**EXERCISE DIRECTIONS**
Can you write out each of the following lines word for word, with nothing changed?
------------------------------
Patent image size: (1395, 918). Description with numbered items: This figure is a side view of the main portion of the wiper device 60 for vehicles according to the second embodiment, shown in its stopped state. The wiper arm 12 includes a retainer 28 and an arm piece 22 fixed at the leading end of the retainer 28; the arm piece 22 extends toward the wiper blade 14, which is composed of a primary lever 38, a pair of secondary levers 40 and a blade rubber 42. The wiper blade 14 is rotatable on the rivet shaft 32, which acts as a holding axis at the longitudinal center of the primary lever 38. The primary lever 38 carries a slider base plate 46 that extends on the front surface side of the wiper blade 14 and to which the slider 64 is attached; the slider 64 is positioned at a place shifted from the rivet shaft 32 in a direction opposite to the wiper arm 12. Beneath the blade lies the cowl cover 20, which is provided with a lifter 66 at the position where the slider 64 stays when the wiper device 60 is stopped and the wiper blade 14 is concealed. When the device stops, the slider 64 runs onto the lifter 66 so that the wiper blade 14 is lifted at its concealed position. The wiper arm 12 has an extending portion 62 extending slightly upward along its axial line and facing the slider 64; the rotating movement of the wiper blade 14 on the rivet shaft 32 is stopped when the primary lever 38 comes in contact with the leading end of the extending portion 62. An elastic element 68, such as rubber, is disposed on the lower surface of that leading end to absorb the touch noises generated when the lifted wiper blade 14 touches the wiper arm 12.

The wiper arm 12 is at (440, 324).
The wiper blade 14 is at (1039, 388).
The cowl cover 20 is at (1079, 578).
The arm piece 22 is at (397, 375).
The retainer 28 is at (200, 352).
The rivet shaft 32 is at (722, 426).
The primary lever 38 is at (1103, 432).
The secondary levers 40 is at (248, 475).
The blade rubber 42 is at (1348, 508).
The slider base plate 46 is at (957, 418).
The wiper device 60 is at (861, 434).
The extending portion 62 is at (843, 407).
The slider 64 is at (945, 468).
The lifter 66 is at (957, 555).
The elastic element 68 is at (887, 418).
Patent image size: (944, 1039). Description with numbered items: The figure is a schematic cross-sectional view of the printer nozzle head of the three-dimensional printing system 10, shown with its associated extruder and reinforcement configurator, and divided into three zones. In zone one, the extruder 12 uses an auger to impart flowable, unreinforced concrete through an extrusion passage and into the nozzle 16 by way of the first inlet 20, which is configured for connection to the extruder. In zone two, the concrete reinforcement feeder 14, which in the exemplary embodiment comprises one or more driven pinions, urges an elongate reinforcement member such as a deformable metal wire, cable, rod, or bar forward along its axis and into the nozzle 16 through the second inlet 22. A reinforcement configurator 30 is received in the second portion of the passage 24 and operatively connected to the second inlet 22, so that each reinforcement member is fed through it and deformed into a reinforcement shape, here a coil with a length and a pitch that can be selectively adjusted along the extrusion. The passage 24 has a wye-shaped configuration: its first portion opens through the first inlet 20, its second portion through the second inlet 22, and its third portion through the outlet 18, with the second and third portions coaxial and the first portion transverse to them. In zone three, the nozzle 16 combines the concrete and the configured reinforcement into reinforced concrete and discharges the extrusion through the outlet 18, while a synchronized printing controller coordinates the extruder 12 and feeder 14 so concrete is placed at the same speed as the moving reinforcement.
------------------------------
**COMPLETE RESPONSE**
Patent image size: (1395, 918). Description with numbered items: This figure is a side view of the main portion of the wiper device 60 for vehicles according to the second embodiment, shown in its stopped state. The wiper arm 12 includes a retainer 28 and an arm piece 22 fixed at the leading end of the retainer 28; the arm piece 22 extends toward the wiper blade 14, which is composed of a primary lever 38, a pair of secondary levers 40 and a blade rubber 42. The wiper blade 14 is rotatable on the rivet shaft 32, which acts as a holding axis at the longitudinal center of the primary lever 38. The primary lever 38 carries a slider base plate 46 that extends on the front surface side of the wiper blade 14 and to which the slider 64 is attached; the slider 64 is positioned at a place shifted from the rivet shaft 32 in a direction opposite to the wiper arm 12. Beneath the blade lies the cowl cover 20, which is provided with a lifter 66 at the position where the slider 64 stays when the wiper device 60 is stopped and the wiper blade 14 is concealed. When the device stops, the slider 64 runs onto the lifter 66 so that the wiper blade 14 is lifted at its concealed position. The wiper arm 12 has an extending portion 62 extending slightly upward along its axial line and facing the slider 64; the rotating movement of the wiper blade 14 on the rivet shaft 32 is stopped when the primary lever 38 comes in contact with the leading end of the extending portion 62. An elastic element 68, such as rubber, is disposed on the lower surface of that leading end to absorb the touch noises generated when the lifted wiper blade 14 touches the wiper arm 12.

The wiper arm 12 is at (440, 324).
The wiper blade 14 is at (1039, 388).
The cowl cover 20 is at (1079, 578).
The arm piece 22 is at (397, 375).
The retainer 28 is at (200, 352).
The rivet shaft 32 is at (722, 426).
The primary lever 38 is at (1103, 432).
The secondary levers 40 is at (248, 475).
The blade rubber 42 is at (1348, 508).
The slider base plate 46 is at (957, 418).
The wiper device 60 is at (861, 434).
The extending portion 62 is at (843, 407).
The slider 64 is at (945, 468).
The lifter 66 is at (957, 555).
The elastic element 68 is at (887, 418).
Patent image size: (944, 1039). Description with numbered items: The figure is a schematic cross-sectional view of the printer nozzle head of the three-dimensional printing system 10, shown with its associated extruder and reinforcement configurator, and divided into three zones. In zone one, the extruder 12 uses an auger to impart flowable, unreinforced concrete through an extrusion passage and into the nozzle 16 by way of the first inlet 20, which is configured for connection to the extruder. In zone two, the concrete reinforcement feeder 14, which in the exemplary embodiment comprises one or more driven pinions, urges an elongate reinforcement member such as a deformable metal wire, cable, rod, or bar forward along its axis and into the nozzle 16 through the second inlet 22. A reinforcement configurator 30 is received in the second portion of the passage 24 and operatively connected to the second inlet 22, so that each reinforcement member is fed through it and deformed into a reinforcement shape, here a coil with a length and a pitch that can be selectively adjusted along the extrusion. The passage 24 has a wye-shaped configuration: its first portion opens through the first inlet 20, its second portion through the second inlet 22, and its third portion through the outlet 18, with the second and third portions coaxial and the first portion transverse to them. In zone three, the nozzle 16 combines the concrete and the configured reinforcement into reinforced concrete and discharges the extrusion through the outlet 18, while a synchronized printing controller coordinates the extruder 12 and feeder 14 so concrete is placed at the same speed as the moving reinforcement.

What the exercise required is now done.